Recorded data:
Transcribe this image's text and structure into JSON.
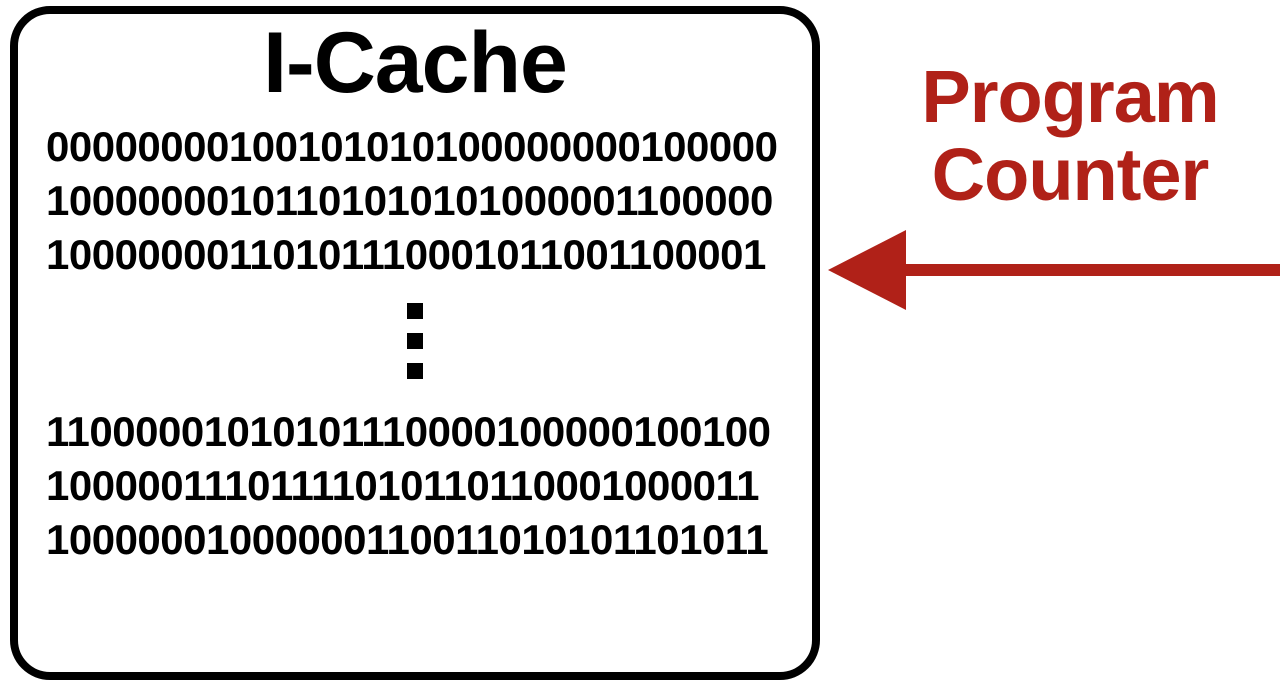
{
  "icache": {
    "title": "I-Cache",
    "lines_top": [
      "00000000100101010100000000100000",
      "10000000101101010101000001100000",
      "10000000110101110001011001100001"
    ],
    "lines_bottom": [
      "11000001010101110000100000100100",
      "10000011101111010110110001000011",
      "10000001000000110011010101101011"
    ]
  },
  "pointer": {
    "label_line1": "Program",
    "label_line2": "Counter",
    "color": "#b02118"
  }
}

Requirement: Repeat each line of the records above exactly, but do not copy the pictures.

Result below:
Transcribe this image's text and structure into JSON.
{
  "icache": {
    "title": "I-Cache",
    "lines_top": [
      "00000000100101010100000000100000",
      "10000000101101010101000001100000",
      "10000000110101110001011001100001"
    ],
    "lines_bottom": [
      "11000001010101110000100000100100",
      "10000011101111010110110001000011",
      "10000001000000110011010101101011"
    ]
  },
  "pointer": {
    "label_line1": "Program",
    "label_line2": "Counter",
    "color": "#b02118"
  }
}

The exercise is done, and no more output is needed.